▶ **Exercise directions**: Output each line exactly as it appears, skipping any embedded picture.

=== Supplied data ===

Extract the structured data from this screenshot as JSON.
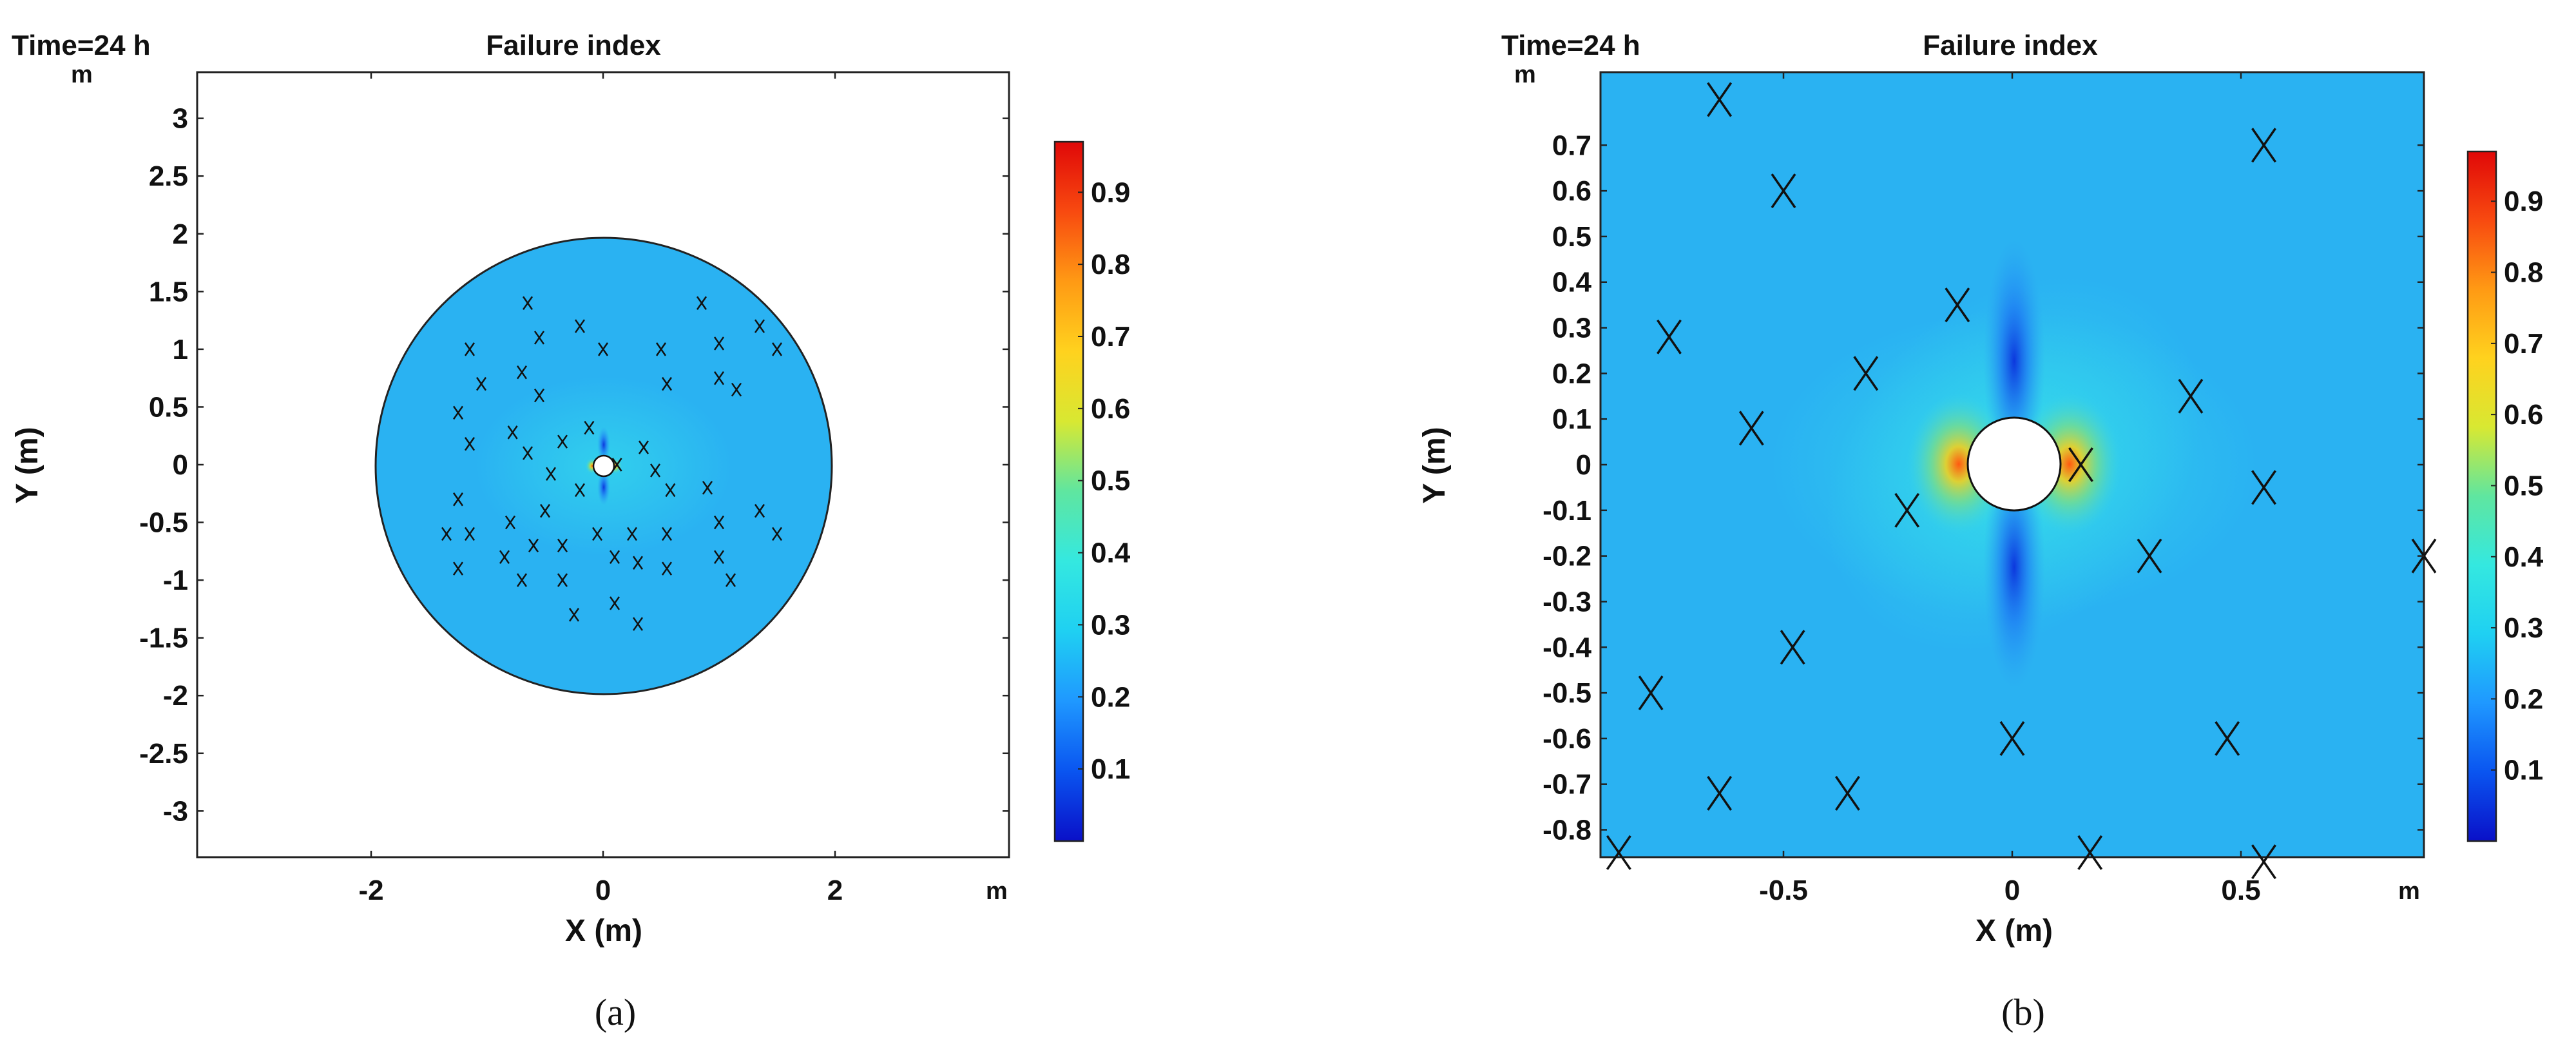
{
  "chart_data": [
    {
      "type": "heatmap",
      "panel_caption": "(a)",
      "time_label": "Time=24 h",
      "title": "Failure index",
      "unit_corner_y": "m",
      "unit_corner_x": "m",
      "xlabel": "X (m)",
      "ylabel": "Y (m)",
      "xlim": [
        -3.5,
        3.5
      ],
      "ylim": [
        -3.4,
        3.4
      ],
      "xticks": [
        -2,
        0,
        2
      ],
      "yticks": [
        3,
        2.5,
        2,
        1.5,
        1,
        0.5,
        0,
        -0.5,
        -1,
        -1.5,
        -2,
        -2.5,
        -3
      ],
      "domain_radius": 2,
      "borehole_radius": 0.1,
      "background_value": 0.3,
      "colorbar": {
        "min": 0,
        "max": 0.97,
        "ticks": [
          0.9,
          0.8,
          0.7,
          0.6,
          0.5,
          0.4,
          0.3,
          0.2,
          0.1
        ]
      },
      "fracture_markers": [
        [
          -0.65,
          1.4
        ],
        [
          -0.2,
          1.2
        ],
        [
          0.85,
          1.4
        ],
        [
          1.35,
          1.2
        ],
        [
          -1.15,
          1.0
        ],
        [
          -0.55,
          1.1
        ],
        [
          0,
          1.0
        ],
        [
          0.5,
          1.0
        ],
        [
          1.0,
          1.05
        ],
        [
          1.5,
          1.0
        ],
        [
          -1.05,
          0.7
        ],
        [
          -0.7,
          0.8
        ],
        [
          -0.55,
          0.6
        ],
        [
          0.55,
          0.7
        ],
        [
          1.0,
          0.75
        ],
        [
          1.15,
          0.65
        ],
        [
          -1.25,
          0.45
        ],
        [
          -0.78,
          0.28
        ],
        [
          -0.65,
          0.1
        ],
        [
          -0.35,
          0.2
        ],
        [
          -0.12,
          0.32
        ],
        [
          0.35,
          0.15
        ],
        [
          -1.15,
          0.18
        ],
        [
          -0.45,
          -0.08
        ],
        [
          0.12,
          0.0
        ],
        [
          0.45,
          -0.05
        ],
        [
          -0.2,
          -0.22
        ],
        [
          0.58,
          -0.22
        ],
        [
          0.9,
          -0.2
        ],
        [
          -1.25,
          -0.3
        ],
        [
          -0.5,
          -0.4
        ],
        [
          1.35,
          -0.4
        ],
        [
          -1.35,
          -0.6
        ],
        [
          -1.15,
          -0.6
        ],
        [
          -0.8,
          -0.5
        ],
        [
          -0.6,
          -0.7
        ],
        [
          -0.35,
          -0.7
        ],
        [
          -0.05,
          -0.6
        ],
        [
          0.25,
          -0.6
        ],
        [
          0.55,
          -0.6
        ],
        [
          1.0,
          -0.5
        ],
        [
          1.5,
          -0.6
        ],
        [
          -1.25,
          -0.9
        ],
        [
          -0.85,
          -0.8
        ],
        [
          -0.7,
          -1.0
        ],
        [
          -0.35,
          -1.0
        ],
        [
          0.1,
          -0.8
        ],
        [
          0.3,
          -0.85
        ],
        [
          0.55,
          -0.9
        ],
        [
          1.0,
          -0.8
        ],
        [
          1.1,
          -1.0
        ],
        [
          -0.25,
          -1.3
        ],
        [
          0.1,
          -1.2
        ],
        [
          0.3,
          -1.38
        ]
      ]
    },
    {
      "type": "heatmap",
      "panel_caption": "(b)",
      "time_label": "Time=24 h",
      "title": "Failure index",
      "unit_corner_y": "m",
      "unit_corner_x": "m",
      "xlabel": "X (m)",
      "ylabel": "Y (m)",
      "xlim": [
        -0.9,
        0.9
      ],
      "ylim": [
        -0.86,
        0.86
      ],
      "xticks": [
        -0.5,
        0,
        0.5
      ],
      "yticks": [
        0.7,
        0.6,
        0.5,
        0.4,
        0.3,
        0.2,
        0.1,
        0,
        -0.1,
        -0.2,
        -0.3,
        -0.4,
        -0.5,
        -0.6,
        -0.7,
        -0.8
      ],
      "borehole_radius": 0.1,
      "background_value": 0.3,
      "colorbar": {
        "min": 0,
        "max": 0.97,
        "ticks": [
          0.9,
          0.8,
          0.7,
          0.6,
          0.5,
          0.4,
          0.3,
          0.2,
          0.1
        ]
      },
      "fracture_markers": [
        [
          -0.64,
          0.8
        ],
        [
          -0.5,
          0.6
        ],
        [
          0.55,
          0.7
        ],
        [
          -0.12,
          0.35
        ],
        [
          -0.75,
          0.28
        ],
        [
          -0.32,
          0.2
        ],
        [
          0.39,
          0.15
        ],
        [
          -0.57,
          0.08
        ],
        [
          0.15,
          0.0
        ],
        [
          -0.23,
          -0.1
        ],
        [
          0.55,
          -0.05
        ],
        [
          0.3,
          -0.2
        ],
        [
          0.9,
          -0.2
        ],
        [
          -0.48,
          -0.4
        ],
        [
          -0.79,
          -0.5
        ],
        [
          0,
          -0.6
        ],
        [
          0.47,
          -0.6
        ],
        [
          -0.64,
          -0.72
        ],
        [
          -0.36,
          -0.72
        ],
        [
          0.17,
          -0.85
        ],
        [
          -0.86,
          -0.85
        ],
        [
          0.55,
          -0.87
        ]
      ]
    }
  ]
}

===

▶ **Solution to this task**:
Extract the structured data from this screenshot as JSON.
{
  "chart_data": [
    {
      "type": "heatmap",
      "panel_caption": "(a)",
      "time_label": "Time=24 h",
      "title": "Failure index",
      "unit_corner_y": "m",
      "unit_corner_x": "m",
      "xlabel": "X (m)",
      "ylabel": "Y (m)",
      "xlim": [
        -3.5,
        3.5
      ],
      "ylim": [
        -3.4,
        3.4
      ],
      "xticks": [
        -2,
        0,
        2
      ],
      "yticks": [
        3,
        2.5,
        2,
        1.5,
        1,
        0.5,
        0,
        -0.5,
        -1,
        -1.5,
        -2,
        -2.5,
        -3
      ],
      "domain_radius": 2,
      "borehole_radius": 0.1,
      "background_value": 0.3,
      "colorbar": {
        "min": 0,
        "max": 0.97,
        "ticks": [
          0.9,
          0.8,
          0.7,
          0.6,
          0.5,
          0.4,
          0.3,
          0.2,
          0.1
        ]
      },
      "fracture_markers": [
        [
          -0.65,
          1.4
        ],
        [
          -0.2,
          1.2
        ],
        [
          0.85,
          1.4
        ],
        [
          1.35,
          1.2
        ],
        [
          -1.15,
          1.0
        ],
        [
          -0.55,
          1.1
        ],
        [
          0,
          1.0
        ],
        [
          0.5,
          1.0
        ],
        [
          1.0,
          1.05
        ],
        [
          1.5,
          1.0
        ],
        [
          -1.05,
          0.7
        ],
        [
          -0.7,
          0.8
        ],
        [
          -0.55,
          0.6
        ],
        [
          0.55,
          0.7
        ],
        [
          1.0,
          0.75
        ],
        [
          1.15,
          0.65
        ],
        [
          -1.25,
          0.45
        ],
        [
          -0.78,
          0.28
        ],
        [
          -0.65,
          0.1
        ],
        [
          -0.35,
          0.2
        ],
        [
          -0.12,
          0.32
        ],
        [
          0.35,
          0.15
        ],
        [
          -1.15,
          0.18
        ],
        [
          -0.45,
          -0.08
        ],
        [
          0.12,
          0.0
        ],
        [
          0.45,
          -0.05
        ],
        [
          -0.2,
          -0.22
        ],
        [
          0.58,
          -0.22
        ],
        [
          0.9,
          -0.2
        ],
        [
          -1.25,
          -0.3
        ],
        [
          -0.5,
          -0.4
        ],
        [
          1.35,
          -0.4
        ],
        [
          -1.35,
          -0.6
        ],
        [
          -1.15,
          -0.6
        ],
        [
          -0.8,
          -0.5
        ],
        [
          -0.6,
          -0.7
        ],
        [
          -0.35,
          -0.7
        ],
        [
          -0.05,
          -0.6
        ],
        [
          0.25,
          -0.6
        ],
        [
          0.55,
          -0.6
        ],
        [
          1.0,
          -0.5
        ],
        [
          1.5,
          -0.6
        ],
        [
          -1.25,
          -0.9
        ],
        [
          -0.85,
          -0.8
        ],
        [
          -0.7,
          -1.0
        ],
        [
          -0.35,
          -1.0
        ],
        [
          0.1,
          -0.8
        ],
        [
          0.3,
          -0.85
        ],
        [
          0.55,
          -0.9
        ],
        [
          1.0,
          -0.8
        ],
        [
          1.1,
          -1.0
        ],
        [
          -0.25,
          -1.3
        ],
        [
          0.1,
          -1.2
        ],
        [
          0.3,
          -1.38
        ]
      ]
    },
    {
      "type": "heatmap",
      "panel_caption": "(b)",
      "time_label": "Time=24 h",
      "title": "Failure index",
      "unit_corner_y": "m",
      "unit_corner_x": "m",
      "xlabel": "X (m)",
      "ylabel": "Y (m)",
      "xlim": [
        -0.9,
        0.9
      ],
      "ylim": [
        -0.86,
        0.86
      ],
      "xticks": [
        -0.5,
        0,
        0.5
      ],
      "yticks": [
        0.7,
        0.6,
        0.5,
        0.4,
        0.3,
        0.2,
        0.1,
        0,
        -0.1,
        -0.2,
        -0.3,
        -0.4,
        -0.5,
        -0.6,
        -0.7,
        -0.8
      ],
      "borehole_radius": 0.1,
      "background_value": 0.3,
      "colorbar": {
        "min": 0,
        "max": 0.97,
        "ticks": [
          0.9,
          0.8,
          0.7,
          0.6,
          0.5,
          0.4,
          0.3,
          0.2,
          0.1
        ]
      },
      "fracture_markers": [
        [
          -0.64,
          0.8
        ],
        [
          -0.5,
          0.6
        ],
        [
          0.55,
          0.7
        ],
        [
          -0.12,
          0.35
        ],
        [
          -0.75,
          0.28
        ],
        [
          -0.32,
          0.2
        ],
        [
          0.39,
          0.15
        ],
        [
          -0.57,
          0.08
        ],
        [
          0.15,
          0.0
        ],
        [
          -0.23,
          -0.1
        ],
        [
          0.55,
          -0.05
        ],
        [
          0.3,
          -0.2
        ],
        [
          0.9,
          -0.2
        ],
        [
          -0.48,
          -0.4
        ],
        [
          -0.79,
          -0.5
        ],
        [
          0,
          -0.6
        ],
        [
          0.47,
          -0.6
        ],
        [
          -0.64,
          -0.72
        ],
        [
          -0.36,
          -0.72
        ],
        [
          0.17,
          -0.85
        ],
        [
          -0.86,
          -0.85
        ],
        [
          0.55,
          -0.87
        ]
      ]
    }
  ]
}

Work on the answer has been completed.